→ Short task
Looking at the data below, count the lines that contain the string "grudzień". Write only the total.

^^^^^^^^

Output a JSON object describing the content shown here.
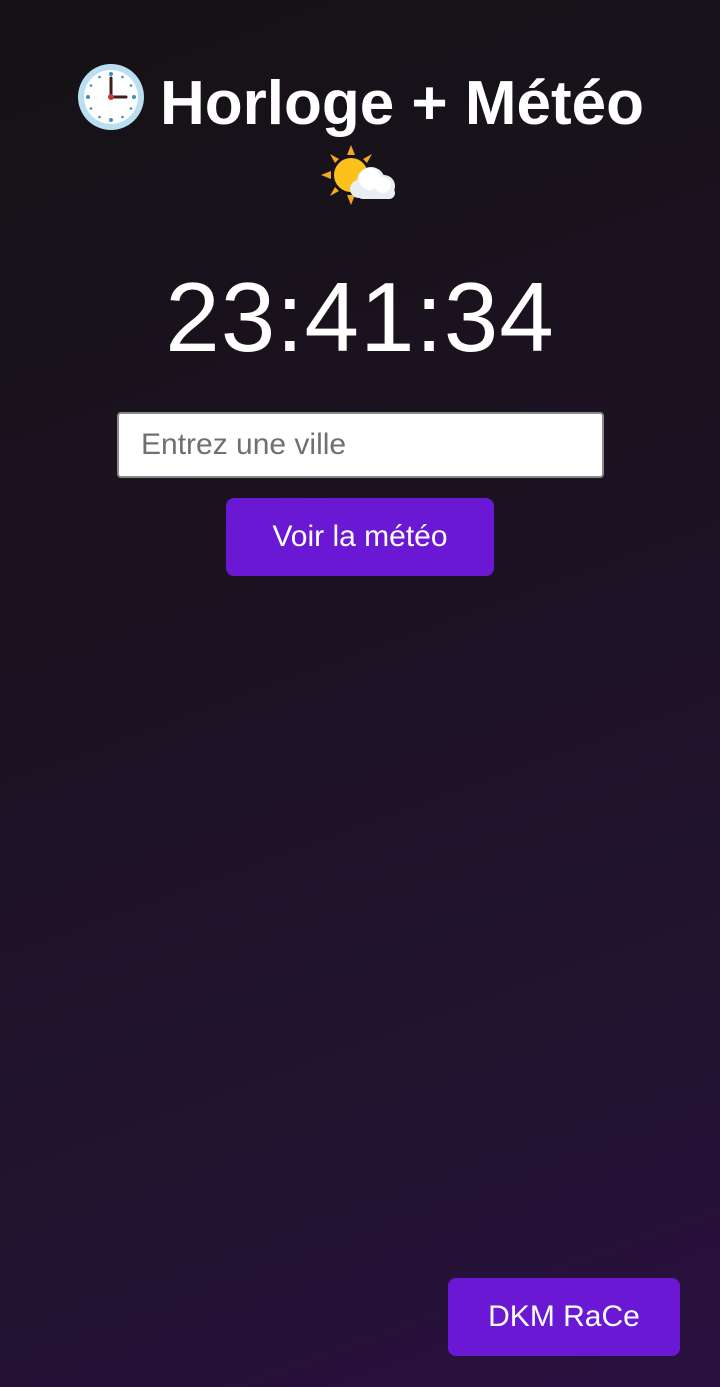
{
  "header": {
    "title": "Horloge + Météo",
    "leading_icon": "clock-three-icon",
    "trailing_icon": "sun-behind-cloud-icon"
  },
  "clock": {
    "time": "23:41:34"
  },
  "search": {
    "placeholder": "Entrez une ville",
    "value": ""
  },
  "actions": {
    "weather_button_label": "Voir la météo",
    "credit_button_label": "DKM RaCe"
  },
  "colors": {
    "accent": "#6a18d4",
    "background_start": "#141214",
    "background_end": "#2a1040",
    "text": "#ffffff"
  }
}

^^^^^^^^

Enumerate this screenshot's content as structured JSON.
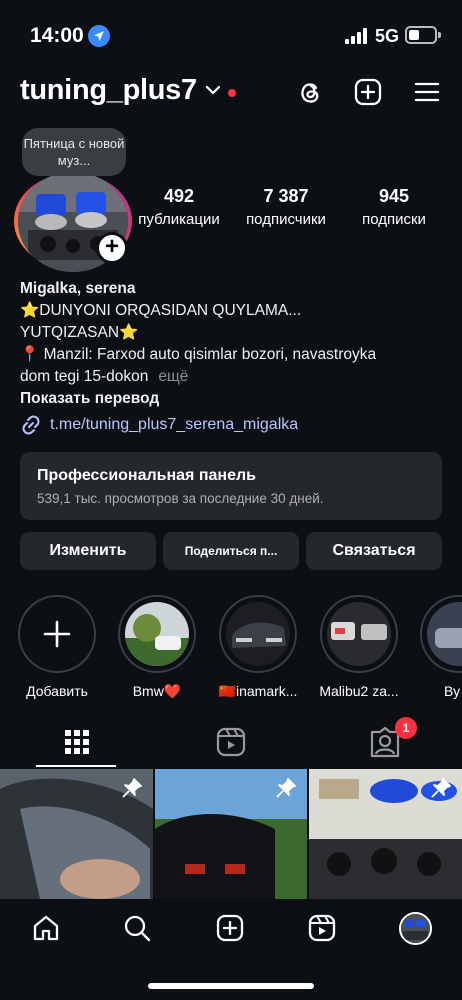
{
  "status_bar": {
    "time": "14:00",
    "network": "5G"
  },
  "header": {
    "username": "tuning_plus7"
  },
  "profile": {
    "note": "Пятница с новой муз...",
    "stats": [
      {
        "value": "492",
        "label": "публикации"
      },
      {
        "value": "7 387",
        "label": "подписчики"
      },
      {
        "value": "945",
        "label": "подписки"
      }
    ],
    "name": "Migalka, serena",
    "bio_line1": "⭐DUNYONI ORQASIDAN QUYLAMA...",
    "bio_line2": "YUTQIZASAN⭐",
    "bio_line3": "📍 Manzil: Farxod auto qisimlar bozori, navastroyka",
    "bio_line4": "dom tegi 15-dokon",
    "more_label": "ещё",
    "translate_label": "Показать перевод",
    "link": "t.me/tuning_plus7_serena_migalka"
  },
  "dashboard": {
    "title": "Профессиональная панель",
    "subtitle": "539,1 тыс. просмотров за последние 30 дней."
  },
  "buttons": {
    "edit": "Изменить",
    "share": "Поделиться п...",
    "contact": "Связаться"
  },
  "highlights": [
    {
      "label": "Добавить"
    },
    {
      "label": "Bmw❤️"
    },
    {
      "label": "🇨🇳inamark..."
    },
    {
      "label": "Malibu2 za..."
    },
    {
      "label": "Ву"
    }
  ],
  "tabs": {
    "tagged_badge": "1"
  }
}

^^^^^^^^

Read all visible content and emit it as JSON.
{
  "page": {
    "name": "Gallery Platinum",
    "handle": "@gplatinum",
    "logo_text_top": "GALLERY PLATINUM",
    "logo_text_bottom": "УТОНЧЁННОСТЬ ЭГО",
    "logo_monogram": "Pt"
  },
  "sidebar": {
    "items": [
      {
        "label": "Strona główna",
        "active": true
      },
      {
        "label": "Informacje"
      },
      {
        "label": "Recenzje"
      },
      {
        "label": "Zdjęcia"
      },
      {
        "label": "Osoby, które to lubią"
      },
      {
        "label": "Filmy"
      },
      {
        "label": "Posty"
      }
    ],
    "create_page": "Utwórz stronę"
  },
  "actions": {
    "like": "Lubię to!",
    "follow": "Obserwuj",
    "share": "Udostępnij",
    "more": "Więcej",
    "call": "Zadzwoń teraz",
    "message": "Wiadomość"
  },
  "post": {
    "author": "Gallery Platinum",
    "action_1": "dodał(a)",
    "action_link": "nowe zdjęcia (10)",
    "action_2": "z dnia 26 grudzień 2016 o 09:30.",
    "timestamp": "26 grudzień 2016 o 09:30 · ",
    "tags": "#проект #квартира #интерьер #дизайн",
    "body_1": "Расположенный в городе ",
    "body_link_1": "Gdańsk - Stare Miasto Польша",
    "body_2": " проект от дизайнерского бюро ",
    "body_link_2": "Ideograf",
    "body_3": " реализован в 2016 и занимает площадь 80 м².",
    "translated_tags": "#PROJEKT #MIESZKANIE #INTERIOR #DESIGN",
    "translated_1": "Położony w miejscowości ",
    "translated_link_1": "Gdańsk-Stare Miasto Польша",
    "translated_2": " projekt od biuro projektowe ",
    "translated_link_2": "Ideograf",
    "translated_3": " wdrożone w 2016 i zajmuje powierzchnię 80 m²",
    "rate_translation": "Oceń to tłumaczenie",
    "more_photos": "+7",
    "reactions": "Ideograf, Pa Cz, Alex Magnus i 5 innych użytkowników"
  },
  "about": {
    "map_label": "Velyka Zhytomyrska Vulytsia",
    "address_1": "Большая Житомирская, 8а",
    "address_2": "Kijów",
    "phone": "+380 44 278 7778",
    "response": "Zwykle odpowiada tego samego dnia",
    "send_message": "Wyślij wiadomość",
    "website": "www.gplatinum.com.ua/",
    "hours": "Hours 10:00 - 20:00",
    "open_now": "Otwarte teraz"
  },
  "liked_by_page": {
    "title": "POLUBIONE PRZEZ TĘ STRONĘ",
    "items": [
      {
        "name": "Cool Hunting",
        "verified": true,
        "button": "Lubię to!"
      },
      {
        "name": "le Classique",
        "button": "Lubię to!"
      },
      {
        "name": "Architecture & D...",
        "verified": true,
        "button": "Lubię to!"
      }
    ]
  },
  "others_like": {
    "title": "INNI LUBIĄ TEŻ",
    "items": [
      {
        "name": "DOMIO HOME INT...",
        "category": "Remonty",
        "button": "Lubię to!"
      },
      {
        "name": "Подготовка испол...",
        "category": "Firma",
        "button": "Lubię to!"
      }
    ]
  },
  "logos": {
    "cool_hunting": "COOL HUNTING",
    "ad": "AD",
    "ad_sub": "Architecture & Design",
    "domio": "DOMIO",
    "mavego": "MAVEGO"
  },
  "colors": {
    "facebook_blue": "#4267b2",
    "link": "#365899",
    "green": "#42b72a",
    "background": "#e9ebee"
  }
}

^^^^^^^^

→ Exercise result
2